**JOB:**
Copy the records below exactly, omitting any pictures they contain.

**ITEMS:**
========================

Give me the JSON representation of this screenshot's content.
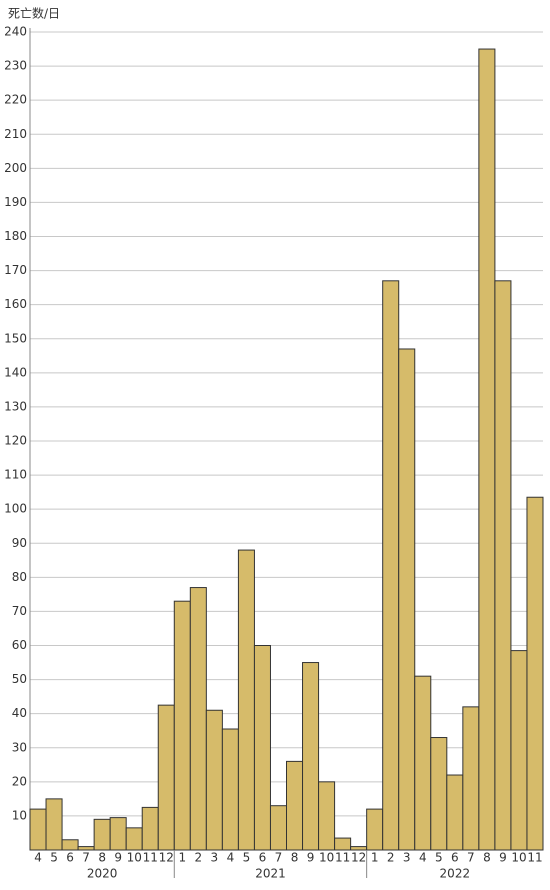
{
  "chart_data": {
    "type": "bar",
    "y_label": "死亡数/日",
    "groups": [
      {
        "name": "2020",
        "categories": [
          "4",
          "5",
          "6",
          "7",
          "8",
          "9",
          "10",
          "11",
          "12"
        ],
        "values": [
          12,
          15,
          3,
          1,
          9,
          9.5,
          6.5,
          12.5,
          42.5
        ]
      },
      {
        "name": "2021",
        "categories": [
          "1",
          "2",
          "3",
          "4",
          "5",
          "6",
          "7",
          "8",
          "9",
          "10",
          "11",
          "12"
        ],
        "values": [
          73,
          77,
          41,
          35.5,
          88,
          60,
          13,
          26,
          55,
          20,
          3.5,
          1
        ]
      },
      {
        "name": "2022",
        "categories": [
          "1",
          "2",
          "3",
          "4",
          "5",
          "6",
          "7",
          "8",
          "9",
          "10",
          "11"
        ],
        "values": [
          12,
          167,
          147,
          51,
          33,
          22,
          42,
          235,
          167,
          58.5,
          103.5
        ]
      }
    ],
    "color": "#d6bb6a",
    "edge_color": "#333333",
    "ylim": [
      0,
      240
    ],
    "yticks": [
      10,
      20,
      30,
      40,
      50,
      60,
      70,
      80,
      90,
      100,
      110,
      120,
      130,
      140,
      150,
      160,
      170,
      180,
      190,
      200,
      210,
      220,
      230,
      240
    ],
    "grid": true
  }
}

========================

**CORRECT RESPONSE:**
Give me the JSON representation of this screenshot's content.
{
  "chart_data": {
    "type": "bar",
    "y_label": "死亡数/日",
    "groups": [
      {
        "name": "2020",
        "categories": [
          "4",
          "5",
          "6",
          "7",
          "8",
          "9",
          "10",
          "11",
          "12"
        ],
        "values": [
          12,
          15,
          3,
          1,
          9,
          9.5,
          6.5,
          12.5,
          42.5
        ]
      },
      {
        "name": "2021",
        "categories": [
          "1",
          "2",
          "3",
          "4",
          "5",
          "6",
          "7",
          "8",
          "9",
          "10",
          "11",
          "12"
        ],
        "values": [
          73,
          77,
          41,
          35.5,
          88,
          60,
          13,
          26,
          55,
          20,
          3.5,
          1
        ]
      },
      {
        "name": "2022",
        "categories": [
          "1",
          "2",
          "3",
          "4",
          "5",
          "6",
          "7",
          "8",
          "9",
          "10",
          "11"
        ],
        "values": [
          12,
          167,
          147,
          51,
          33,
          22,
          42,
          235,
          167,
          58.5,
          103.5
        ]
      }
    ],
    "color": "#d6bb6a",
    "edge_color": "#333333",
    "ylim": [
      0,
      240
    ],
    "yticks": [
      10,
      20,
      30,
      40,
      50,
      60,
      70,
      80,
      90,
      100,
      110,
      120,
      130,
      140,
      150,
      160,
      170,
      180,
      190,
      200,
      210,
      220,
      230,
      240
    ],
    "grid": true
  }
}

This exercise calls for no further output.